Exercise requirements: Every line of the records below should be restated exactly.

Given records:

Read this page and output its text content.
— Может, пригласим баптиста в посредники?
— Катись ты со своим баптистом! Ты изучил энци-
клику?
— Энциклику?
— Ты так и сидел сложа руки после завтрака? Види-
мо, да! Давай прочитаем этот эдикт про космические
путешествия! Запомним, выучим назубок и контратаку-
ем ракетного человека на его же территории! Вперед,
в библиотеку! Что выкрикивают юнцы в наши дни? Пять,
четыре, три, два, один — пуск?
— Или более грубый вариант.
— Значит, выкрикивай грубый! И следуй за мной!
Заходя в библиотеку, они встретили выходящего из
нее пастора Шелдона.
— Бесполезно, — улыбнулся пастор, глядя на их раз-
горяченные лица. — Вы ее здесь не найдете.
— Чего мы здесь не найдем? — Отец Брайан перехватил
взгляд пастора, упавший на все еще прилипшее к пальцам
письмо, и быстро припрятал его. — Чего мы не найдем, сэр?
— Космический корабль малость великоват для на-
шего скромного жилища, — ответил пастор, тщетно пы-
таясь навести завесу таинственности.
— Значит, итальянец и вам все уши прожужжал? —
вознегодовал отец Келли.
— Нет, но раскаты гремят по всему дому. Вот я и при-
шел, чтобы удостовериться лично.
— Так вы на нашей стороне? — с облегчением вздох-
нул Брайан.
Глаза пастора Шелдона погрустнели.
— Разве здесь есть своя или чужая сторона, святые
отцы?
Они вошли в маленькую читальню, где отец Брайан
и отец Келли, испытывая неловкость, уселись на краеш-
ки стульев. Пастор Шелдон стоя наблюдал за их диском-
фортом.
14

Worked answer:
Read this page and output its text content.
— Может, пригласим баптиста в посредники?
— Катись ты со своим баптистом! Ты изучил энци-
клику?
— Энциклику?
— Ты так и сидел сложа руки после завтрака? Види-
мо, да! Давай прочитаем этот эдикт про космические
путешествия! Запомним, выучим назубок и контратаку-
ем ракетного человека на его же территории! Вперед,
в библиотеку! Что выкрикивают юнцы в наши дни? Пять,
четыре, три, два, один — пуск?
— Или более грубый вариант.
— Значит, выкрикивай грубый! И следуй за мной!
Заходя в библиотеку, они встретили выходящего из
нее пастора Шелдона.
— Бесполезно, — улыбнулся пастор, глядя на их раз-
горяченные лица. — Вы ее здесь не найдете.
— Чего мы здесь не найдем? — Отец Брайан перехватил
взгляд пастора, упавший на все еще прилипшее к пальцам
письмо, и быстро припрятал его. — Чего мы не найдем, сэр?
— Космический корабль малость великоват для на-
шего скромного жилища, — ответил пастор, тщетно пы-
таясь навести завесу таинственности.
— Значит, итальянец и вам все уши прожужжал? —
вознегодовал отец Келли.
— Нет, но раскаты гремят по всему дому. Вот я и при-
шел, чтобы удостовериться лично.
— Так вы на нашей стороне? — с облегчением вздох-
нул Брайан.
Глаза пастора Шелдона погрустнели.
— Разве здесь есть своя или чужая сторона, святые
отцы?
Они вошли в маленькую читальню, где отец Брайан
и отец Келли, испытывая неловкость, уселись на краеш-
ки стульев. Пастор Шелдон стоя наблюдал за их диском-
фортом.
14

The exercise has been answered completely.